### Records for this task

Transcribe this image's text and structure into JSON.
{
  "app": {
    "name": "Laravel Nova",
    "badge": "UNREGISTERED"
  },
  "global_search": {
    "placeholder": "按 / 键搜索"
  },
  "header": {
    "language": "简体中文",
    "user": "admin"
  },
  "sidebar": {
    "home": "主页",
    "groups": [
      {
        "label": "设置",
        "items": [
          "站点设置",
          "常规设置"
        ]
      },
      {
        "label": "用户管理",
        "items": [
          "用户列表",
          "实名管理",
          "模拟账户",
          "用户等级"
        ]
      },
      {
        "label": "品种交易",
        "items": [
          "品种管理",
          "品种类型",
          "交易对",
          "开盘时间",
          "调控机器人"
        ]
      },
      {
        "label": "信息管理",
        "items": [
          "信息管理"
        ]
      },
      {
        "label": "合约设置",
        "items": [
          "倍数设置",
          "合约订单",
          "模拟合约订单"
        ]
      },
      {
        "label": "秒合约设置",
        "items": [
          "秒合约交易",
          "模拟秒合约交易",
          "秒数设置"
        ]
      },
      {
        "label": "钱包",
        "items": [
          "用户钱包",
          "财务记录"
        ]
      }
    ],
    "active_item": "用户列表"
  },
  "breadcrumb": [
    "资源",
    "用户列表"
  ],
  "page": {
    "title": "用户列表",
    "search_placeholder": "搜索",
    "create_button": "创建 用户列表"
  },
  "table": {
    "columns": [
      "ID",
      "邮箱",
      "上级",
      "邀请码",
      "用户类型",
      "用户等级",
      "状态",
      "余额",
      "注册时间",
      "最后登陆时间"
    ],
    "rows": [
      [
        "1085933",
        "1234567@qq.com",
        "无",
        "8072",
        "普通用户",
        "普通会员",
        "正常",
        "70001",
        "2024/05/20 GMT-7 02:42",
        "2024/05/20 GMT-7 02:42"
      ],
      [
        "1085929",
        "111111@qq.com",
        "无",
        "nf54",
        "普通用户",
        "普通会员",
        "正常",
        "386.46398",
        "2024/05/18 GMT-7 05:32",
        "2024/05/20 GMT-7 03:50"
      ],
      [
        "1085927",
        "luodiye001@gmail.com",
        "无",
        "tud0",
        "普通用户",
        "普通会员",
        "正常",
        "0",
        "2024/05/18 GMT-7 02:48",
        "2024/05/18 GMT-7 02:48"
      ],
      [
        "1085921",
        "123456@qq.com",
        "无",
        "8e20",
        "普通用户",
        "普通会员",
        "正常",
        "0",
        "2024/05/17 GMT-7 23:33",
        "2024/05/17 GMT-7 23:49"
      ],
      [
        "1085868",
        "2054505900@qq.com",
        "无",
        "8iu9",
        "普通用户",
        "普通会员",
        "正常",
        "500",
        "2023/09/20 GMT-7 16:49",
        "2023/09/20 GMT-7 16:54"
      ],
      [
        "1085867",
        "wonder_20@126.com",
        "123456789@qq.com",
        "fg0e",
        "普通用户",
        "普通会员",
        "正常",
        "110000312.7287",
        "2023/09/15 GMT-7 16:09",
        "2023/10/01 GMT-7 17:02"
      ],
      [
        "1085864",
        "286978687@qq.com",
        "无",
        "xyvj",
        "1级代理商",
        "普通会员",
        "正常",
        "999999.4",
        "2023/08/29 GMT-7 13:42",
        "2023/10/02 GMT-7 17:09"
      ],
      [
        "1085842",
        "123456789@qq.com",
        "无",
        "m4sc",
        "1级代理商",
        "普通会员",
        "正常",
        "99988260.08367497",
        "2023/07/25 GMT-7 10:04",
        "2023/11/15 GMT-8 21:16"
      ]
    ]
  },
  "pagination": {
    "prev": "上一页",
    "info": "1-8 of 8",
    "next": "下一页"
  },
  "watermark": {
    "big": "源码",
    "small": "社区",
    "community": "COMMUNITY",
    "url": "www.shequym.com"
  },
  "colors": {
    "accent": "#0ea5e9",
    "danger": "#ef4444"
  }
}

######

Written problem –
Check each line of the data above for the word "label" and say how many lines contain it, giving nothing besides the number.

Result –
7